- _Record set_
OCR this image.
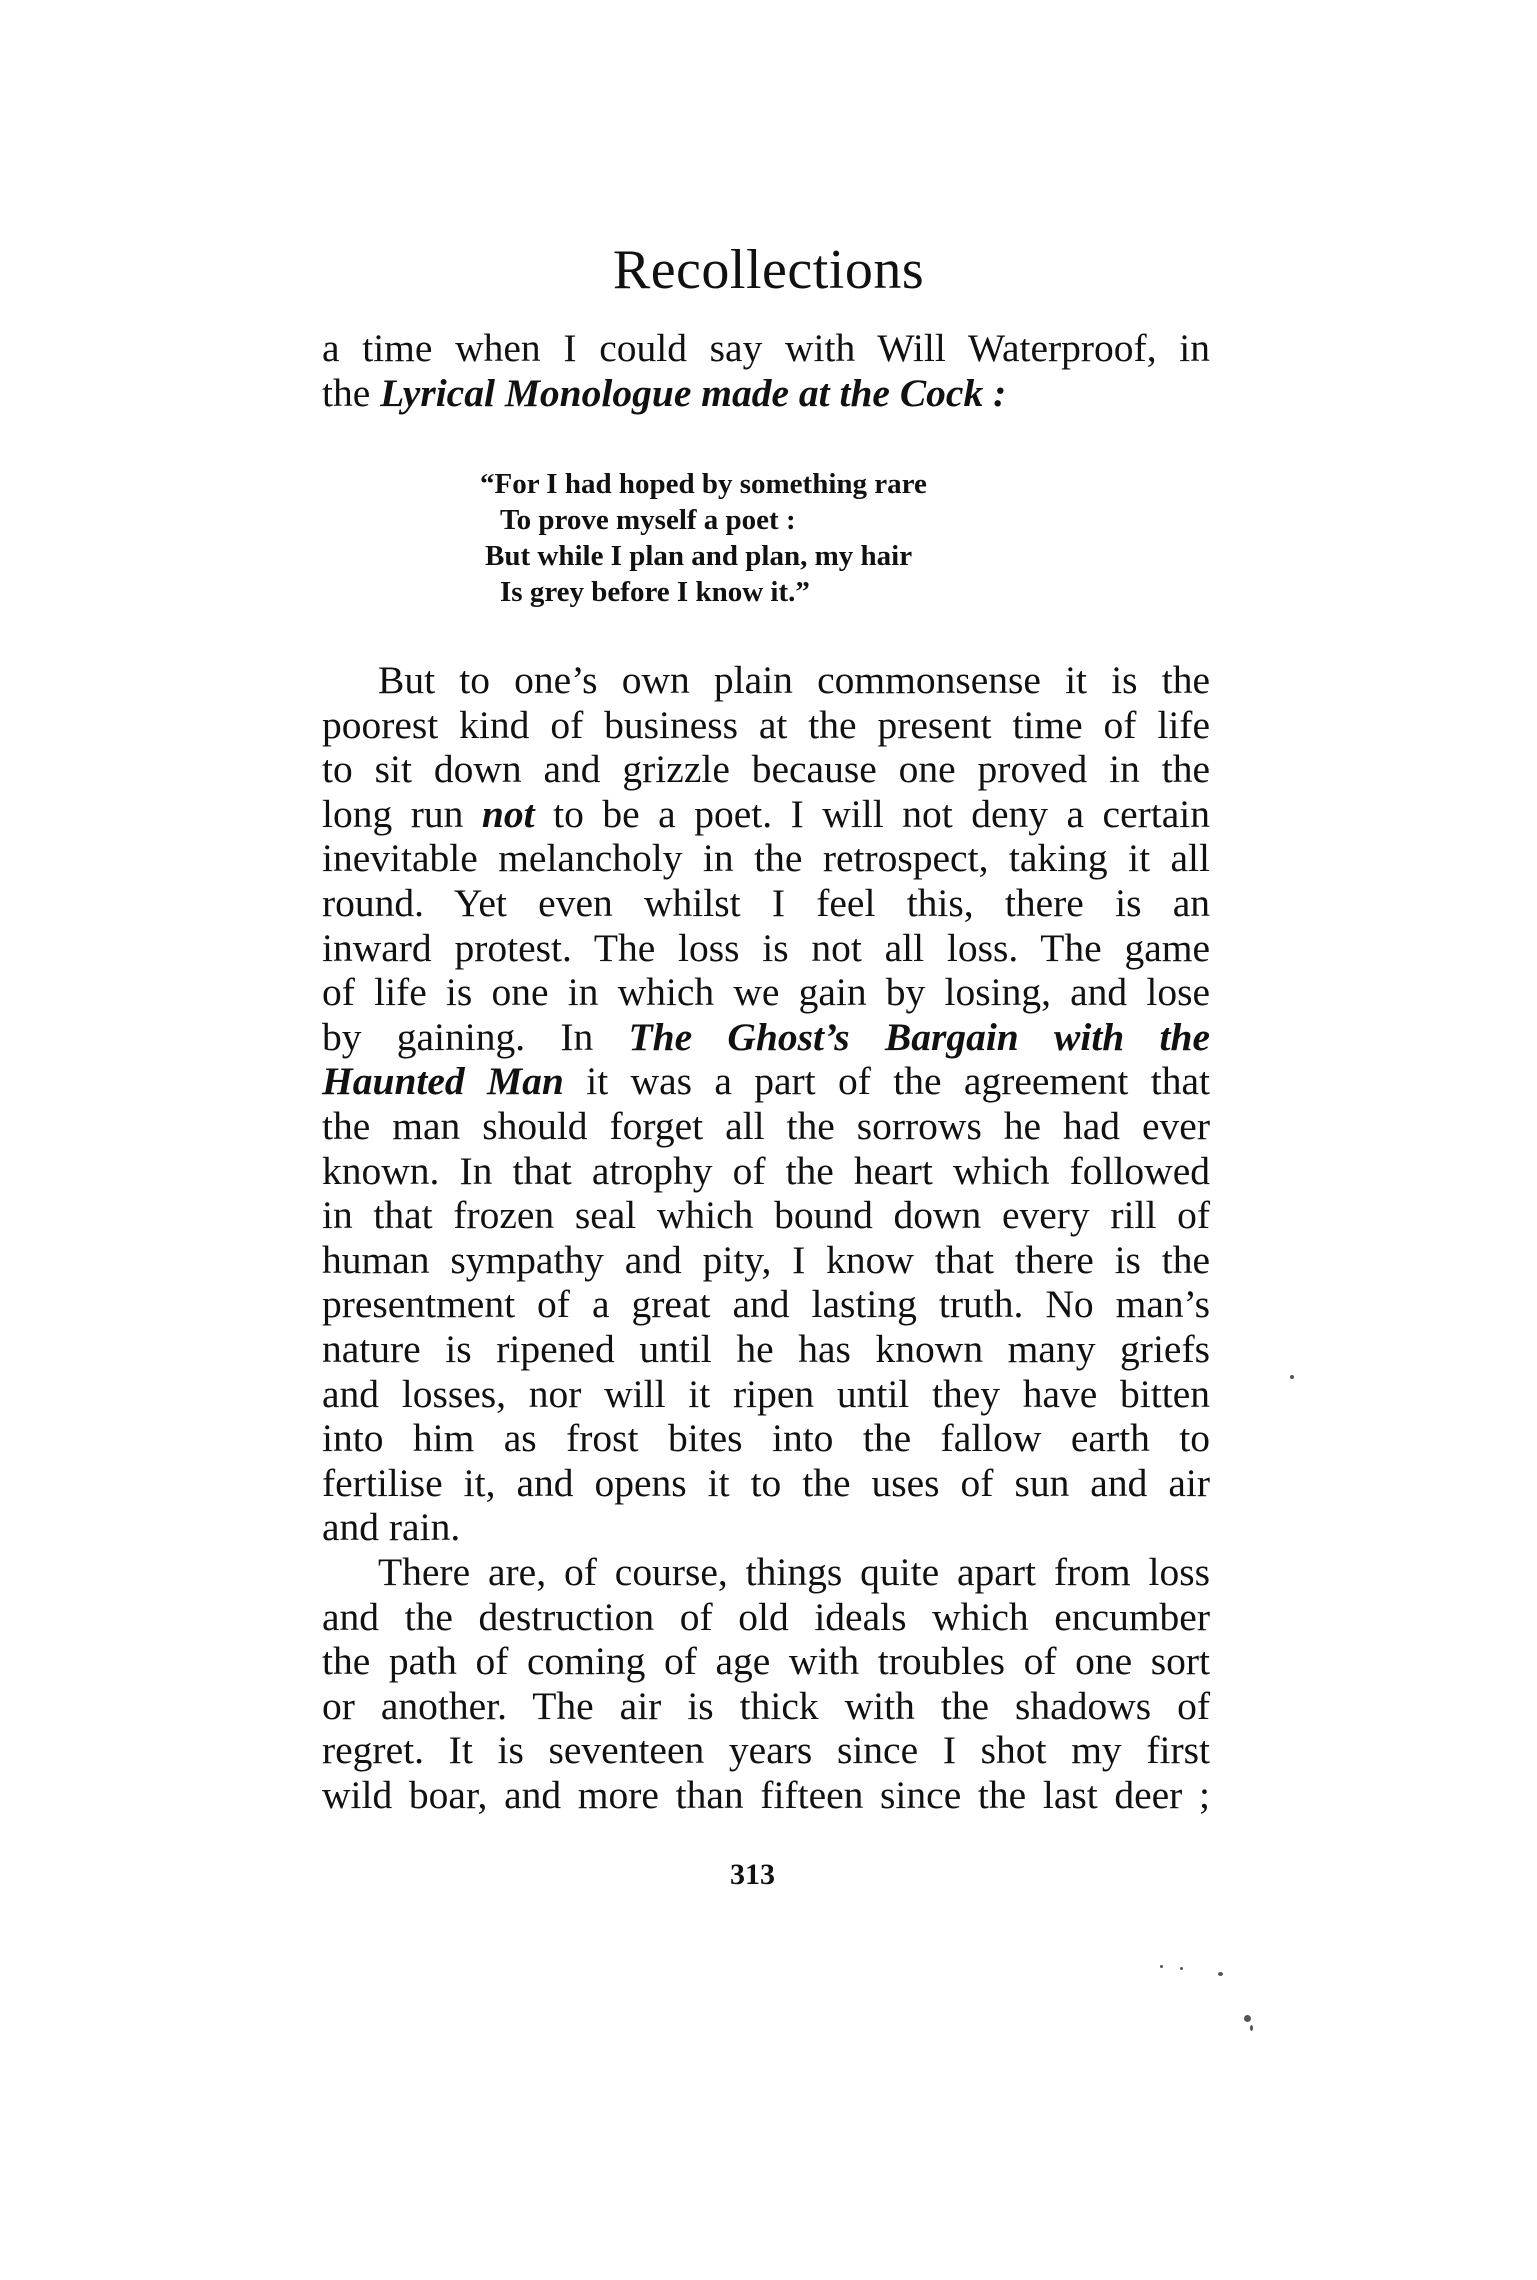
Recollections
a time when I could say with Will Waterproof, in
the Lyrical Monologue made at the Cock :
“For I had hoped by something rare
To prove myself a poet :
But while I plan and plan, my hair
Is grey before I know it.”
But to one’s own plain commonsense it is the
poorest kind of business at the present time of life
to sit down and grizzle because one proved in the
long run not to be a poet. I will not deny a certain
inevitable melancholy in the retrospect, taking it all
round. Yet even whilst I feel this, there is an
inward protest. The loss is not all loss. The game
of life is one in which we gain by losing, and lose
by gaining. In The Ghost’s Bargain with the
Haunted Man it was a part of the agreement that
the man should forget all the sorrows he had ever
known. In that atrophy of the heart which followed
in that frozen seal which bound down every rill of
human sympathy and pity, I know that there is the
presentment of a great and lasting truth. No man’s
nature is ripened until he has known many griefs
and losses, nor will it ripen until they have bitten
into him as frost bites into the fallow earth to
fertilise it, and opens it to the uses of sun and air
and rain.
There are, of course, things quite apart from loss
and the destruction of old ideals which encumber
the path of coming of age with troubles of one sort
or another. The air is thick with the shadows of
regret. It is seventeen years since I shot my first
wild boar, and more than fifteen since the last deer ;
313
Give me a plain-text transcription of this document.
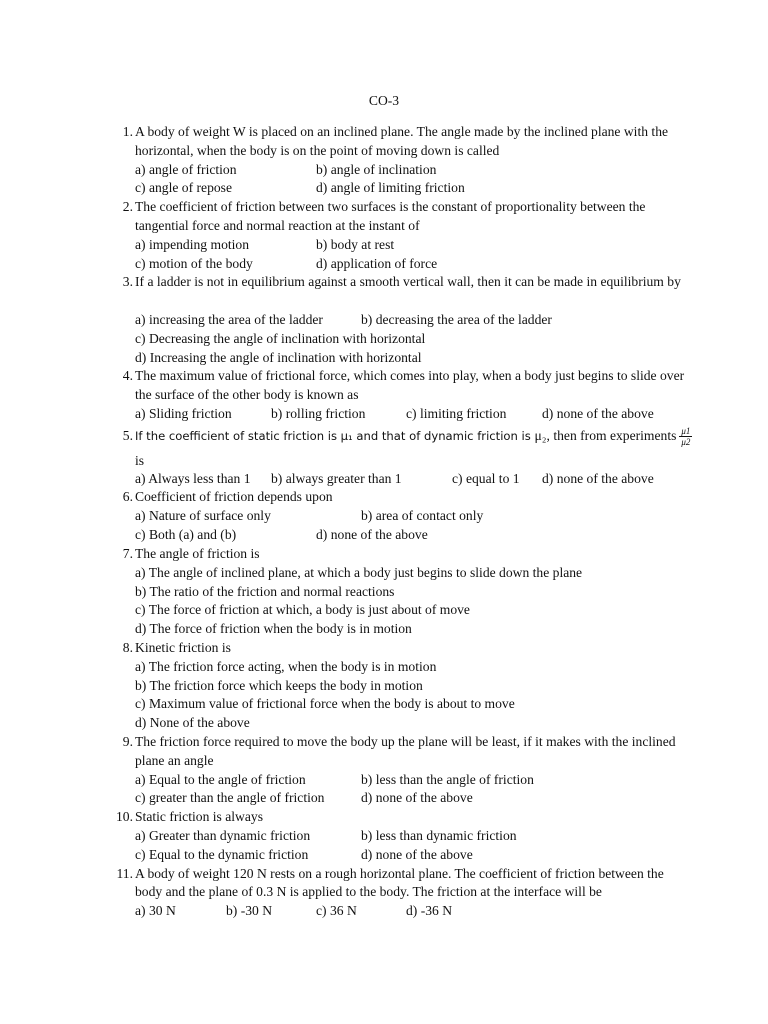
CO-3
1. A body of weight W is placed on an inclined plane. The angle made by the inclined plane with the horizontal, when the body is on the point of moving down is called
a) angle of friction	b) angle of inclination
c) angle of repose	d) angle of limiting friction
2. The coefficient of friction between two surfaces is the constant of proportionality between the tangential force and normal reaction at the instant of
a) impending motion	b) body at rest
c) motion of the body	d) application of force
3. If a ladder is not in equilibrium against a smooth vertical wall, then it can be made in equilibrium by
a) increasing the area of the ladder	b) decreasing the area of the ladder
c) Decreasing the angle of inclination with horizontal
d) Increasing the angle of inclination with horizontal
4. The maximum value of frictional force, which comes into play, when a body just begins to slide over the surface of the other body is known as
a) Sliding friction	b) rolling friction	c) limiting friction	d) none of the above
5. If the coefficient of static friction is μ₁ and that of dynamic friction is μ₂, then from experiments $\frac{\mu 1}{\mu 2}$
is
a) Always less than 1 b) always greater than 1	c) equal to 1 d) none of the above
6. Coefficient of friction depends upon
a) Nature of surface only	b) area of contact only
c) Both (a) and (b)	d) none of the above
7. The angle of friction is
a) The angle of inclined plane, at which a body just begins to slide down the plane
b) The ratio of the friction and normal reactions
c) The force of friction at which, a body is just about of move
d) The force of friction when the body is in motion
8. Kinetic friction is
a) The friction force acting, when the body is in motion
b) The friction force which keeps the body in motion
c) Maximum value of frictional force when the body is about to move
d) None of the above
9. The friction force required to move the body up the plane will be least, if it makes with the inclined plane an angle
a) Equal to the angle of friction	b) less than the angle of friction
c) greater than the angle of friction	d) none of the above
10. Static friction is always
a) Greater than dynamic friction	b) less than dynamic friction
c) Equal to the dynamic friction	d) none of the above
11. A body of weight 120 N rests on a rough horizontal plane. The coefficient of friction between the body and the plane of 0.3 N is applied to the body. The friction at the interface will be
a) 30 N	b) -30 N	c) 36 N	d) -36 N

- _Your goal_
Copy each line in the data that holds the word "than".

- _Correct response_
wild boar, and more than fifteen since the last deer ;
a) Always less than 1 b) always greater than 1	c) equal to 1 d) none of the above
a) Equal to the angle of friction	b) less than the angle of friction
c) greater than the angle of friction	d) none of the above
a) Greater than dynamic friction	b) less than dynamic friction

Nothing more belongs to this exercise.